- _WORK TO COMPLETE_:
Filter the entries and keep only the lines where the string "Escritório" appears.

○ ○ ○

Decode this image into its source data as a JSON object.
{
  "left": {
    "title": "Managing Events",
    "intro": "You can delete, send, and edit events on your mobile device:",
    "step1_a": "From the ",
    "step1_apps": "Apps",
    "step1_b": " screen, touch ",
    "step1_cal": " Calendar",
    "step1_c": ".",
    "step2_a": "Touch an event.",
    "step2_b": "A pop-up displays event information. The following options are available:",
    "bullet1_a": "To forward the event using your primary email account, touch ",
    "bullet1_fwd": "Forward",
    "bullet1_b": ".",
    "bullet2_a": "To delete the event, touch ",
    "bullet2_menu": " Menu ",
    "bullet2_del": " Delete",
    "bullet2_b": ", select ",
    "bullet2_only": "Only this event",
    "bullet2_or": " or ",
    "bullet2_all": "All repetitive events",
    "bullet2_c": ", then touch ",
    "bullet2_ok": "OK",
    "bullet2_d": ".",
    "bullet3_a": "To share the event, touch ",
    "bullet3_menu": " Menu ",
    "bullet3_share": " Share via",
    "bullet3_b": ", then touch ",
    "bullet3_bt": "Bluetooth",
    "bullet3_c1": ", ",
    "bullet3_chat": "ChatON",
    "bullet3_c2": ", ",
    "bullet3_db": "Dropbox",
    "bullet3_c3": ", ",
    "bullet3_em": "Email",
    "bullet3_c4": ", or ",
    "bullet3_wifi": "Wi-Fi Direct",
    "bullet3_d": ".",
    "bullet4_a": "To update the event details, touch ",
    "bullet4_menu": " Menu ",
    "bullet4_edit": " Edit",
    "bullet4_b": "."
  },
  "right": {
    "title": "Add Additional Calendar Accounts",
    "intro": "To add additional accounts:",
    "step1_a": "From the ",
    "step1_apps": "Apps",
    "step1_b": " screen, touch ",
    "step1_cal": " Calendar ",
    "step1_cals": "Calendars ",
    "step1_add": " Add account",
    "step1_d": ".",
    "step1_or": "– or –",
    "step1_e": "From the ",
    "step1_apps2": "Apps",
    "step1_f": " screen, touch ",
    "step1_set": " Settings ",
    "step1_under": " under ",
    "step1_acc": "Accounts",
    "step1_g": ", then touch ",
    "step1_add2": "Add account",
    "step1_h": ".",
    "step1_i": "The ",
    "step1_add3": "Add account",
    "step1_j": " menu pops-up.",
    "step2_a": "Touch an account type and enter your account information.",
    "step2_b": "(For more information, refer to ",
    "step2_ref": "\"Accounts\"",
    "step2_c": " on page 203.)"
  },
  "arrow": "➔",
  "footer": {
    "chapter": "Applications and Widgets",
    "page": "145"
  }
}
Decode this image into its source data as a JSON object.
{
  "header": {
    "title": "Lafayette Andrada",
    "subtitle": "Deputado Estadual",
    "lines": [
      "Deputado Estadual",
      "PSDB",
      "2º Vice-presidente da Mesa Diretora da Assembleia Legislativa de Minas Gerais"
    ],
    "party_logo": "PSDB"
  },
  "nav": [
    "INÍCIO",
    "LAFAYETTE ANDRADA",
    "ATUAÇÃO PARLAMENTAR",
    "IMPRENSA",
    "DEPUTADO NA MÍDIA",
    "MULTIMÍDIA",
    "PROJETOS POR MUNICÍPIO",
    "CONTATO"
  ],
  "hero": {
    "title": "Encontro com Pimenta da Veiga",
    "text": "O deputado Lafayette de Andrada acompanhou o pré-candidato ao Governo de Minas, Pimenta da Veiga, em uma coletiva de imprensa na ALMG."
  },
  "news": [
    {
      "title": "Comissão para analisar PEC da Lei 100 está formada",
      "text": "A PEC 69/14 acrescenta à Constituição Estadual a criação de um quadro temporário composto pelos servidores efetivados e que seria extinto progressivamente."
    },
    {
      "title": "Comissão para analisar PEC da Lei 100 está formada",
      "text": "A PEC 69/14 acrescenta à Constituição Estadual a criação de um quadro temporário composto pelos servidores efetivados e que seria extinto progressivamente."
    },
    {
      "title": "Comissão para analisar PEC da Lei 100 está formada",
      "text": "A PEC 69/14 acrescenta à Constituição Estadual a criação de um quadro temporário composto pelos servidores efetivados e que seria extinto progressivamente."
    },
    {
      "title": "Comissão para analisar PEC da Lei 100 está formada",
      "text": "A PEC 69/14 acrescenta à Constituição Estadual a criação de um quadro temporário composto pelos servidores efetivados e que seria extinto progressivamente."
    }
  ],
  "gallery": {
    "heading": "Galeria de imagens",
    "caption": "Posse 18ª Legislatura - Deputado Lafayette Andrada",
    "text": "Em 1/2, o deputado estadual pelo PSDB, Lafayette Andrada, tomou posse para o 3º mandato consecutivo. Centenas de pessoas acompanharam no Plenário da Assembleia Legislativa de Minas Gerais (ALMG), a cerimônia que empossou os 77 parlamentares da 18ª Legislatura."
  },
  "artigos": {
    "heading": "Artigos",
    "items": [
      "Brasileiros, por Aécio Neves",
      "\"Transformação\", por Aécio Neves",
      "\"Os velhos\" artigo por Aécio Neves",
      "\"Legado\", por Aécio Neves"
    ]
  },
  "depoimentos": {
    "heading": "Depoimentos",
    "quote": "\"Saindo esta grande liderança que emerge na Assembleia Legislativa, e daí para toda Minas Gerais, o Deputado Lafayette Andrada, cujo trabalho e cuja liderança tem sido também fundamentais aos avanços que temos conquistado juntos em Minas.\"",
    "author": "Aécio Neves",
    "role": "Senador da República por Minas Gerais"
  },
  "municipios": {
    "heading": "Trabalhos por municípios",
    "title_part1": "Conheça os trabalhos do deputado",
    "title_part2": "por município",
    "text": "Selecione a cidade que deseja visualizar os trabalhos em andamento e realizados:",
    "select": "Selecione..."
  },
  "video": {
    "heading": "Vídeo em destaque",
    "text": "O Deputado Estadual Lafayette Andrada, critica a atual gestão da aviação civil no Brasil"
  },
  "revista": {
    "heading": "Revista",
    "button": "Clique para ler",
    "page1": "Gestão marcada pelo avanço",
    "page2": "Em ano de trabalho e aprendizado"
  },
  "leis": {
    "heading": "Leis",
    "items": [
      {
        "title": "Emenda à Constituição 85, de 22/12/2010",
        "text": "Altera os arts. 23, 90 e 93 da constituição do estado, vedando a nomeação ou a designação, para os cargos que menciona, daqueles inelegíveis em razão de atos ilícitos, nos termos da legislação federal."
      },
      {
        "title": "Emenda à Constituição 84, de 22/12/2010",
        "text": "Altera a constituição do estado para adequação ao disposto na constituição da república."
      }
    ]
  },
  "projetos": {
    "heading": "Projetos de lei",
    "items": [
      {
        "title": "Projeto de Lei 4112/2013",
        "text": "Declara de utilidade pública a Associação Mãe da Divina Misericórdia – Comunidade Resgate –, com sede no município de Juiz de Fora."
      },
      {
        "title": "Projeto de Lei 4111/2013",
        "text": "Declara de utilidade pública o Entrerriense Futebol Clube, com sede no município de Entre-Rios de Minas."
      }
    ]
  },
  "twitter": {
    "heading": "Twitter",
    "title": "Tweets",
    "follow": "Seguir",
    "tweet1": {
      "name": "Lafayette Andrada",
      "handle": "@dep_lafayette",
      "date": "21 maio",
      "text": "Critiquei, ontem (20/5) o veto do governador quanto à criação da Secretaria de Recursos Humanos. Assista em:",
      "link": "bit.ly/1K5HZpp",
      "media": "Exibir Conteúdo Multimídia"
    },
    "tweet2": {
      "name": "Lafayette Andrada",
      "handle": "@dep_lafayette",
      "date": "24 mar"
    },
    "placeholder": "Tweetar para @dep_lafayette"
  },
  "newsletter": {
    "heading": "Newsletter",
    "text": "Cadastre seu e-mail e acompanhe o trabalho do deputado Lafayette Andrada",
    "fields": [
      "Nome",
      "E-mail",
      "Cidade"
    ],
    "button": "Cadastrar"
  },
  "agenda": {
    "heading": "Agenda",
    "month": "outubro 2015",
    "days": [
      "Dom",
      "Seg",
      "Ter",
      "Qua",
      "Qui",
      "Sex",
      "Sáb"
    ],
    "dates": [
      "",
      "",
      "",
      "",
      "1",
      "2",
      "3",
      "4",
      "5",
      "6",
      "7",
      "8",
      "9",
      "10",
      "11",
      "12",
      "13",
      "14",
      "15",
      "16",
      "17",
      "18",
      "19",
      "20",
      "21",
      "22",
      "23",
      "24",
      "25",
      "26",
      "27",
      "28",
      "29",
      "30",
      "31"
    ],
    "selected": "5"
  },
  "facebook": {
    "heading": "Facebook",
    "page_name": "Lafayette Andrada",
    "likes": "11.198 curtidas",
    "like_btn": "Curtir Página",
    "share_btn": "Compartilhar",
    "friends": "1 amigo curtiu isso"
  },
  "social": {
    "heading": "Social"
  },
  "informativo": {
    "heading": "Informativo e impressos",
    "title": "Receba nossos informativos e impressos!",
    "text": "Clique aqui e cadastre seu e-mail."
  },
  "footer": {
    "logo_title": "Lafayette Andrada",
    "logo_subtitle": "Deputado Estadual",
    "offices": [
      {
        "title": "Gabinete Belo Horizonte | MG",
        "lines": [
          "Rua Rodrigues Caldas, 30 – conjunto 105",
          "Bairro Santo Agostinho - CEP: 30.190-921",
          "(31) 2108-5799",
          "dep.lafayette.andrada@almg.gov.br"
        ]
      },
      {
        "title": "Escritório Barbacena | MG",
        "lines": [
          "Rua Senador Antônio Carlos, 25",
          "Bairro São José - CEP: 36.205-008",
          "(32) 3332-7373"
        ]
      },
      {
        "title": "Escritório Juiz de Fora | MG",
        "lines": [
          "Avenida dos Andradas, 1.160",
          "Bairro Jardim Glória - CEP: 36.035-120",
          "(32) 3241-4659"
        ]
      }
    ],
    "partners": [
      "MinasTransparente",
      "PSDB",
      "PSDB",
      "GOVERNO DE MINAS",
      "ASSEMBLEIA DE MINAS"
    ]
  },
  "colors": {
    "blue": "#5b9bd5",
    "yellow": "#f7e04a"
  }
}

○ ○ ○

- _TASK RESULT_:
        "title": "Escritório Barbacena | MG",
        "title": "Escritório Juiz de Fora | MG",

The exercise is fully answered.